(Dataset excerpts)
Start

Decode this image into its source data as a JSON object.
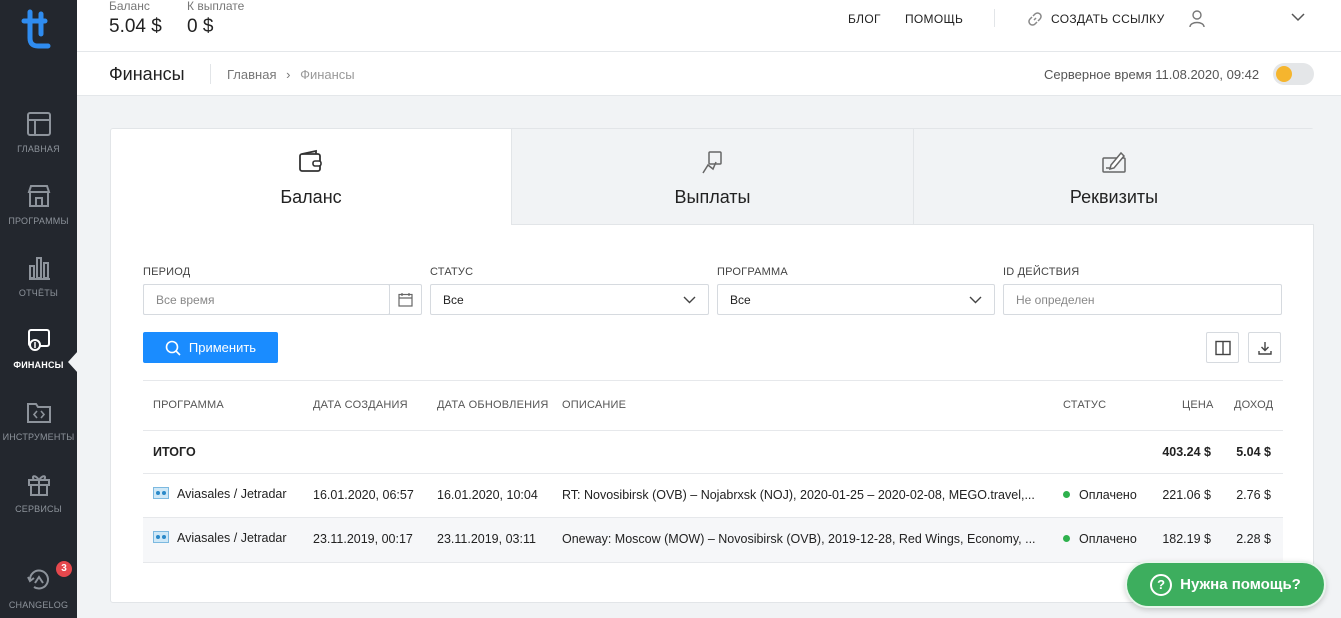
{
  "sidebar": {
    "items": [
      {
        "label": "ГЛАВНАЯ",
        "icon": "dashboard-icon"
      },
      {
        "label": "ПРОГРАММЫ",
        "icon": "store-icon"
      },
      {
        "label": "ОТЧЁТЫ",
        "icon": "bar-chart-icon"
      },
      {
        "label": "ФИНАНСЫ",
        "icon": "finance-icon",
        "active": true
      },
      {
        "label": "ИНСТРУМЕНТЫ",
        "icon": "code-folder-icon"
      },
      {
        "label": "СЕРВИСЫ",
        "icon": "gift-icon"
      },
      {
        "label": "CHANGELOG",
        "icon": "changelog-icon"
      }
    ],
    "changelog_badge": "3"
  },
  "topbar": {
    "balance_label": "Баланс",
    "balance_value": "5.04 $",
    "payout_label": "К выплате",
    "payout_value": "0 $",
    "blog": "БЛОГ",
    "help": "ПОМОЩЬ",
    "create_link": "СОЗДАТЬ ССЫЛКУ"
  },
  "pagehead": {
    "title": "Финансы",
    "crumb_home": "Главная",
    "crumb_sep": "›",
    "crumb_current": "Финансы",
    "server_time": "Серверное время 11.08.2020, 09:42"
  },
  "tabs": [
    {
      "label": "Баланс",
      "icon": "wallet-icon",
      "active": true
    },
    {
      "label": "Выплаты",
      "icon": "payout-hand-icon"
    },
    {
      "label": "Реквизиты",
      "icon": "signature-icon"
    }
  ],
  "filters": {
    "period_label": "ПЕРИОД",
    "period_placeholder": "Все время",
    "status_label": "СТАТУС",
    "status_value": "Все",
    "program_label": "ПРОГРАММА",
    "program_value": "Все",
    "action_id_label": "ID ДЕЙСТВИЯ",
    "action_id_placeholder": "Не определен",
    "apply": "Применить"
  },
  "table": {
    "headers": {
      "program": "ПРОГРАММА",
      "created": "ДАТА СОЗДАНИЯ",
      "updated": "ДАТА ОБНОВЛЕНИЯ",
      "description": "ОПИСАНИЕ",
      "status": "СТАТУС",
      "price": "ЦЕНА",
      "income": "ДОХОД"
    },
    "total": {
      "label": "ИТОГО",
      "price": "403.24 $",
      "income": "5.04 $"
    },
    "rows": [
      {
        "program": "Aviasales / Jetradar",
        "created": "16.01.2020, 06:57",
        "updated": "16.01.2020, 10:04",
        "description": "RT: Novosibirsk (OVB) – Nojabrxsk (NOJ), 2020-01-25 – 2020-02-08, MEGO.travel,...",
        "status": "Оплачено",
        "price": "221.06 $",
        "income": "2.76 $"
      },
      {
        "program": "Aviasales / Jetradar",
        "created": "23.11.2019, 00:17",
        "updated": "23.11.2019, 03:11",
        "description": "Oneway: Moscow (MOW) – Novosibirsk (OVB), 2019-12-28, Red Wings, Economy, ...",
        "status": "Оплачено",
        "price": "182.19 $",
        "income": "2.28 $"
      }
    ]
  },
  "help_button": "Нужна помощь?",
  "colors": {
    "sidebar": "#23272e",
    "primary": "#1a8cff",
    "help": "#3dae5e",
    "paid": "#2eb14d",
    "toggle_knob": "#f5b52e"
  }
}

End

Do this:
Quote every record above exactly, leaving out the pictures.

Output:
Decode this image into its source data as a JSON object.
{
  "sidebar": {
    "items": [
      {
        "label": "ГЛАВНАЯ",
        "icon": "dashboard-icon"
      },
      {
        "label": "ПРОГРАММЫ",
        "icon": "store-icon"
      },
      {
        "label": "ОТЧЁТЫ",
        "icon": "bar-chart-icon"
      },
      {
        "label": "ФИНАНСЫ",
        "icon": "finance-icon",
        "active": true
      },
      {
        "label": "ИНСТРУМЕНТЫ",
        "icon": "code-folder-icon"
      },
      {
        "label": "СЕРВИСЫ",
        "icon": "gift-icon"
      },
      {
        "label": "CHANGELOG",
        "icon": "changelog-icon"
      }
    ],
    "changelog_badge": "3"
  },
  "topbar": {
    "balance_label": "Баланс",
    "balance_value": "5.04 $",
    "payout_label": "К выплате",
    "payout_value": "0 $",
    "blog": "БЛОГ",
    "help": "ПОМОЩЬ",
    "create_link": "СОЗДАТЬ ССЫЛКУ"
  },
  "pagehead": {
    "title": "Финансы",
    "crumb_home": "Главная",
    "crumb_sep": "›",
    "crumb_current": "Финансы",
    "server_time": "Серверное время 11.08.2020, 09:42"
  },
  "tabs": [
    {
      "label": "Баланс",
      "icon": "wallet-icon",
      "active": true
    },
    {
      "label": "Выплаты",
      "icon": "payout-hand-icon"
    },
    {
      "label": "Реквизиты",
      "icon": "signature-icon"
    }
  ],
  "filters": {
    "period_label": "ПЕРИОД",
    "period_placeholder": "Все время",
    "status_label": "СТАТУС",
    "status_value": "Все",
    "program_label": "ПРОГРАММА",
    "program_value": "Все",
    "action_id_label": "ID ДЕЙСТВИЯ",
    "action_id_placeholder": "Не определен",
    "apply": "Применить"
  },
  "table": {
    "headers": {
      "program": "ПРОГРАММА",
      "created": "ДАТА СОЗДАНИЯ",
      "updated": "ДАТА ОБНОВЛЕНИЯ",
      "description": "ОПИСАНИЕ",
      "status": "СТАТУС",
      "price": "ЦЕНА",
      "income": "ДОХОД"
    },
    "total": {
      "label": "ИТОГО",
      "price": "403.24 $",
      "income": "5.04 $"
    },
    "rows": [
      {
        "program": "Aviasales / Jetradar",
        "created": "16.01.2020, 06:57",
        "updated": "16.01.2020, 10:04",
        "description": "RT: Novosibirsk (OVB) – Nojabrxsk (NOJ), 2020-01-25 – 2020-02-08, MEGO.travel,...",
        "status": "Оплачено",
        "price": "221.06 $",
        "income": "2.76 $"
      },
      {
        "program": "Aviasales / Jetradar",
        "created": "23.11.2019, 00:17",
        "updated": "23.11.2019, 03:11",
        "description": "Oneway: Moscow (MOW) – Novosibirsk (OVB), 2019-12-28, Red Wings, Economy, ...",
        "status": "Оплачено",
        "price": "182.19 $",
        "income": "2.28 $"
      }
    ]
  },
  "help_button": "Нужна помощь?",
  "colors": {
    "sidebar": "#23272e",
    "primary": "#1a8cff",
    "help": "#3dae5e",
    "paid": "#2eb14d",
    "toggle_knob": "#f5b52e"
  }
}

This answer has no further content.